▸ **TASK PROMPT**:
Select every line holding the word "ylabel" and copy it.

================

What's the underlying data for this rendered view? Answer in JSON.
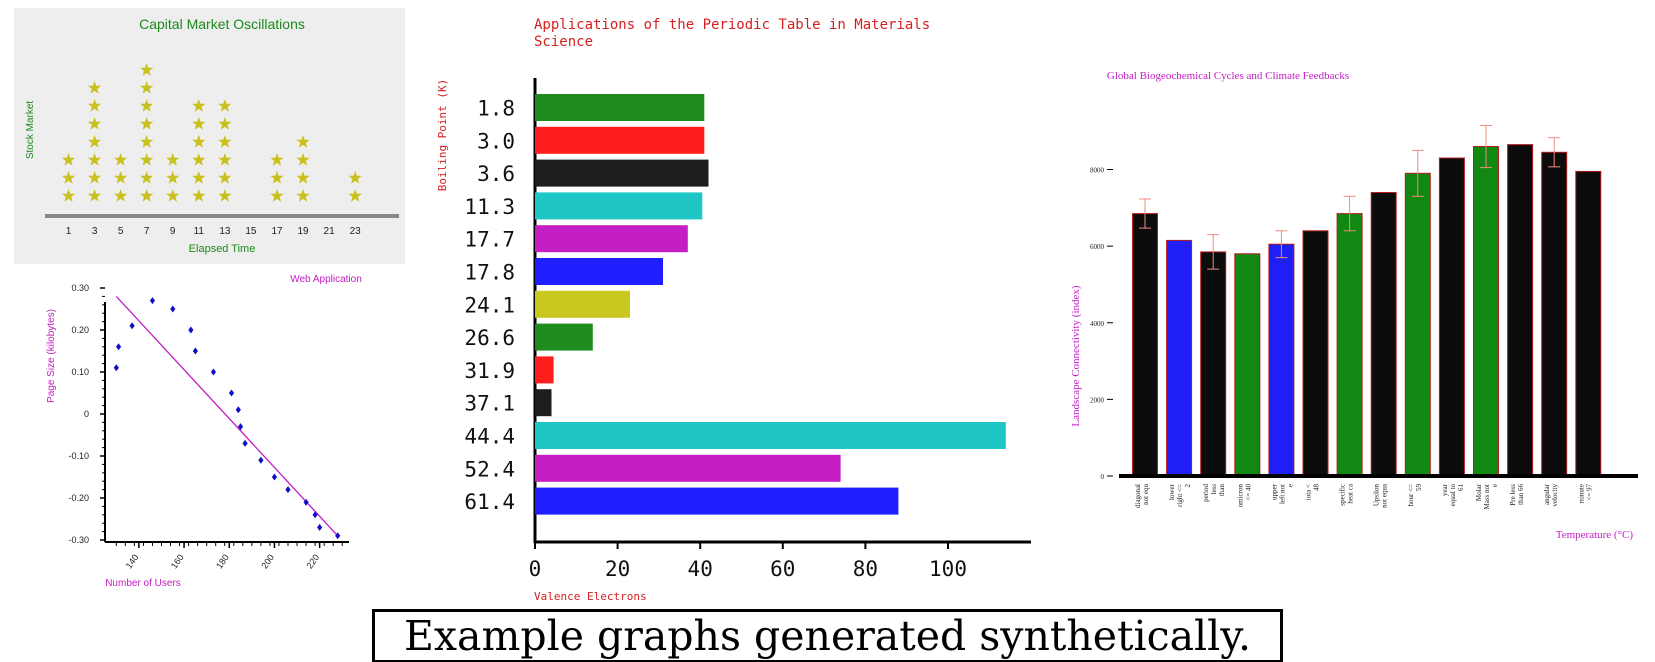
{
  "caption": "Example graphs generated synthetically.",
  "chart_data": [
    {
      "id": "pictograph",
      "type": "bar",
      "title": "Capital Market Oscillations",
      "xlabel": "Elapsed Time",
      "ylabel": "Stock Market",
      "x": [
        1,
        3,
        5,
        7,
        9,
        11,
        13,
        15,
        17,
        19,
        21,
        23
      ],
      "xticks": [
        "1",
        "3",
        "5",
        "7",
        "9",
        "11",
        "13",
        "15",
        "17",
        "19",
        "21",
        "23"
      ],
      "values": [
        3,
        7,
        3,
        8,
        3,
        6,
        6,
        0,
        3,
        4,
        0,
        2
      ],
      "marker": "star",
      "background": "#eeeeee",
      "marker_color": "#c9c21e",
      "text_color": "#1b8a1b"
    },
    {
      "id": "scatter",
      "type": "scatter",
      "title": "Web Application",
      "xlabel": "Number of Users",
      "ylabel": "Page Size (kilobytes)",
      "xlim": [
        125,
        233
      ],
      "ylim": [
        -0.31,
        0.31
      ],
      "xticks": [
        "140",
        "160",
        "180",
        "200",
        "220"
      ],
      "yticks": [
        "0.30",
        "0.20",
        "0.10",
        "0",
        "-0.10",
        "-0.20",
        "-0.30"
      ],
      "points": [
        [
          130,
          0.11
        ],
        [
          131,
          0.16
        ],
        [
          137,
          0.21
        ],
        [
          146,
          0.27
        ],
        [
          155,
          0.25
        ],
        [
          163,
          0.2
        ],
        [
          165,
          0.15
        ],
        [
          173,
          0.1
        ],
        [
          181,
          0.05
        ],
        [
          184,
          0.01
        ],
        [
          185,
          -0.03
        ],
        [
          187,
          -0.07
        ],
        [
          194,
          -0.11
        ],
        [
          200,
          -0.15
        ],
        [
          206,
          -0.18
        ],
        [
          214,
          -0.21
        ],
        [
          218,
          -0.24
        ],
        [
          220,
          -0.27
        ],
        [
          228,
          -0.29
        ]
      ],
      "trend": [
        [
          130,
          0.28
        ],
        [
          228,
          -0.29
        ]
      ],
      "point_color": "#1010c8",
      "line_color": "#c21cc2",
      "text_color": "#c21cc2"
    },
    {
      "id": "hbar",
      "type": "bar",
      "orientation": "horizontal",
      "title": "Applications of the Periodic Table in Materials Science",
      "title_lines": [
        "Applications of the Periodic Table in Materials",
        "Science"
      ],
      "xlabel": "Valence Electrons",
      "ylabel": "Boiling Point (K)",
      "xlim": [
        0,
        120
      ],
      "xticks": [
        0,
        20,
        40,
        60,
        80,
        100
      ],
      "categories": [
        "1.8",
        "3.0",
        "3.6",
        "11.3",
        "17.7",
        "17.8",
        "24.1",
        "26.6",
        "31.9",
        "37.1",
        "44.4",
        "52.4",
        "61.4"
      ],
      "values": [
        41,
        41,
        42,
        40.5,
        37,
        31,
        23,
        14,
        4.5,
        4,
        114,
        74,
        88
      ],
      "colors": [
        "#1e8c1e",
        "#ff1e1e",
        "#1e1e1e",
        "#1ec6c6",
        "#c41ec4",
        "#1e1eff",
        "#c8c81e",
        "#1e8c1e",
        "#ff1e1e",
        "#1e1e1e",
        "#1ec6c6",
        "#c41ec4",
        "#1e1eff"
      ],
      "text_color": "#d42020"
    },
    {
      "id": "vbar",
      "type": "bar",
      "title": "Global Biogeochemical Cycles and Climate Feedbacks",
      "xlabel": "Temperature (°C)",
      "ylabel": "Landscape Connectivity (index)",
      "ylim": [
        0,
        9000
      ],
      "yticks": [
        0,
        2000,
        4000,
        6000,
        8000
      ],
      "categories": [
        [
          "diagonal",
          "not equ"
        ],
        [
          "lower",
          "right <=",
          "2"
        ],
        [
          "period",
          "less",
          "than"
        ],
        [
          "omicron",
          "<= 40"
        ],
        [
          "upper",
          "left not",
          "e"
        ],
        [
          "iota <",
          "48"
        ],
        [
          "specific",
          "heat ca"
        ],
        [
          "Upsilon",
          "not equa"
        ],
        [
          "hour <=",
          "59"
        ],
        [
          "year",
          "equal to",
          "61"
        ],
        [
          "Molar",
          "Mass not",
          "e"
        ],
        [
          "Pre less",
          "than 66"
        ],
        [
          "angular",
          "velocity"
        ],
        [
          "minute",
          "<= 97"
        ]
      ],
      "values": [
        6850,
        6150,
        5850,
        5800,
        6050,
        6400,
        6850,
        7400,
        7900,
        8300,
        8600,
        8650,
        8450,
        7950
      ],
      "errors": [
        380,
        0,
        450,
        0,
        350,
        0,
        450,
        0,
        600,
        0,
        550,
        0,
        380,
        0
      ],
      "colors": [
        "#0c0c0c",
        "#1e1ef5",
        "#0c0c0c",
        "#118811",
        "#1e1ef5",
        "#0c0c0c",
        "#118811",
        "#0c0c0c",
        "#118811",
        "#0c0c0c",
        "#118811",
        "#0c0c0c",
        "#0c0c0c",
        "#0c0c0c"
      ],
      "edge_color": "#b51c1c",
      "error_color": "#f08a80",
      "text_color": "#c21cc2"
    }
  ]
}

================

▸ **SOLUTION TO THE PROBLEM**:
      "ylabel": "Stock Market",
      "ylabel": "Page Size (kilobytes)",
      "ylabel": "Boiling Point (K)",
      "ylabel": "Landscape Connectivity (index)",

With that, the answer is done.